Look through the material below for "most". Copy every line that contains it.

Start PROVIDED RECORDS

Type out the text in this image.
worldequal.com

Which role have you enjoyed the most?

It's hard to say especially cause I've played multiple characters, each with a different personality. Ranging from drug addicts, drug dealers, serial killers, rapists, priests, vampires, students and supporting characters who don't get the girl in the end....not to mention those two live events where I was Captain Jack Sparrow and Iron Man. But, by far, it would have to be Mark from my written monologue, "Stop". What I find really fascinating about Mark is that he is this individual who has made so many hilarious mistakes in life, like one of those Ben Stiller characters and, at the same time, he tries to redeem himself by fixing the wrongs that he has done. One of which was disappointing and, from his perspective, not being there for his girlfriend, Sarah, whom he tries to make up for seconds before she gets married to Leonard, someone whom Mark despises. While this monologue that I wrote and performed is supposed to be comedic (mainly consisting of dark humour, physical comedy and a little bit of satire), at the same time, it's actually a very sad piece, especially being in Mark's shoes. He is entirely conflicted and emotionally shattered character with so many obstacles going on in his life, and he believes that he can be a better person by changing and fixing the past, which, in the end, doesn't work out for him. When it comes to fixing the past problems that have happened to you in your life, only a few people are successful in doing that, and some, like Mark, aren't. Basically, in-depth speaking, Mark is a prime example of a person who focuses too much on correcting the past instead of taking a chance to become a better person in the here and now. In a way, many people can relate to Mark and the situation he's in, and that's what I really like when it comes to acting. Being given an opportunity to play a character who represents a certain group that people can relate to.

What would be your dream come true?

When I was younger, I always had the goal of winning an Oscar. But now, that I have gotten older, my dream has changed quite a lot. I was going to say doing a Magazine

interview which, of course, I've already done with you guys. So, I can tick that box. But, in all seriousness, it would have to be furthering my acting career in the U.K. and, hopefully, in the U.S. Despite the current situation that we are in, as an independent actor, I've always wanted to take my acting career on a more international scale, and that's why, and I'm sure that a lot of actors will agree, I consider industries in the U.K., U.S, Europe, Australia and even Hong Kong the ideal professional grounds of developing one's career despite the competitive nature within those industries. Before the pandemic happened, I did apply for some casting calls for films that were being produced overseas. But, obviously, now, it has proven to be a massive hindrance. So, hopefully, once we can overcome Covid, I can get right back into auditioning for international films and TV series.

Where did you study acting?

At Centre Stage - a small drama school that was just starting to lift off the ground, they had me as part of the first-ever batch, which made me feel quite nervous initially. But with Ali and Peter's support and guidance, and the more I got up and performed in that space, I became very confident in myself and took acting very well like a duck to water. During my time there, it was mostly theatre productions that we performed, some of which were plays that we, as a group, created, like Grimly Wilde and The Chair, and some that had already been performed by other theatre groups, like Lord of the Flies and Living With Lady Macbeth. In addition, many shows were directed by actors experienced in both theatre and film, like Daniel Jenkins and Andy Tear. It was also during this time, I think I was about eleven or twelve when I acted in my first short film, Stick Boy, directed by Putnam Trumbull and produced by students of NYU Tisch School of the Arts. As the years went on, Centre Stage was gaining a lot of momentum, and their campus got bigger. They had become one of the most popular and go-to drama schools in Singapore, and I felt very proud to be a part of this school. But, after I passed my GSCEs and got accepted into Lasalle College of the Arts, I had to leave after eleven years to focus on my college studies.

End PROVIDED RECORDS
Start PROVIDED RECORDS

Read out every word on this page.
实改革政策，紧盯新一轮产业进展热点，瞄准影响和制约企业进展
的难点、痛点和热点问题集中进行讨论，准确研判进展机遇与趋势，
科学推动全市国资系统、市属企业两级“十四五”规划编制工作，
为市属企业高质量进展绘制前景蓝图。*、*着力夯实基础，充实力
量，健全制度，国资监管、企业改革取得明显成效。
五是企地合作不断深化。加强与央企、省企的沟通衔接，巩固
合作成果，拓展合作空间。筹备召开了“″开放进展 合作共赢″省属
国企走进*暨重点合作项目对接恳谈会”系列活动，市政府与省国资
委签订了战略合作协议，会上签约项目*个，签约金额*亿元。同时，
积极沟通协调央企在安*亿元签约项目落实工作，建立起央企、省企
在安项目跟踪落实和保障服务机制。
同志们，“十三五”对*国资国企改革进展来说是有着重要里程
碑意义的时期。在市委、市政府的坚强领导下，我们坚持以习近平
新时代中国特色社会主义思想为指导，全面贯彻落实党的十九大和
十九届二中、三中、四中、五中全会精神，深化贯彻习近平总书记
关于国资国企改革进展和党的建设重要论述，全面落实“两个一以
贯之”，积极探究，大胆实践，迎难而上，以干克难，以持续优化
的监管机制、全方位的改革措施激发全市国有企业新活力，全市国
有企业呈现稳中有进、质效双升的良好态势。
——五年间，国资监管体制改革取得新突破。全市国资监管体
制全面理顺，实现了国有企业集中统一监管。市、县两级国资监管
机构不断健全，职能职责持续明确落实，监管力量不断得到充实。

End PROVIDED RECORDS

▶ OUTPUT OF THE EXERCISE:
Which role have you enjoyed the most?
At Centre Stage - a small drama school that was just starting to lift off the ground, they had me as part of the first-ever batch, which made me feel quite nervous initially. But with Ali and Peter's support and guidance, and the more I got up and performed in that space, I became very confident in myself and took acting very well like a duck to water. During my time there, it was mostly theatre productions that we performed, some of which were plays that we, as a group, created, like Grimly Wilde and The Chair, and some that had already been performed by other theatre groups, like Lord of the Flies and Living With Lady Macbeth. In addition, many shows were directed by actors experienced in both theatre and film, like Daniel Jenkins and Andy Tear. It was also during this time, I think I was about eleven or twelve when I acted in my first short film, Stick Boy, directed by Putnam Trumbull and produced by students of NYU Tisch School of the Arts. As the years went on, Centre Stage was gaining a lot of momentum, and their campus got bigger. They had become one of the most popular and go-to drama schools in Singapore, and I felt very proud to be a part of this school. But, after I passed my GSCEs and got accepted into Lasalle College of the Arts, I had to leave after eleven years to focus on my college studies.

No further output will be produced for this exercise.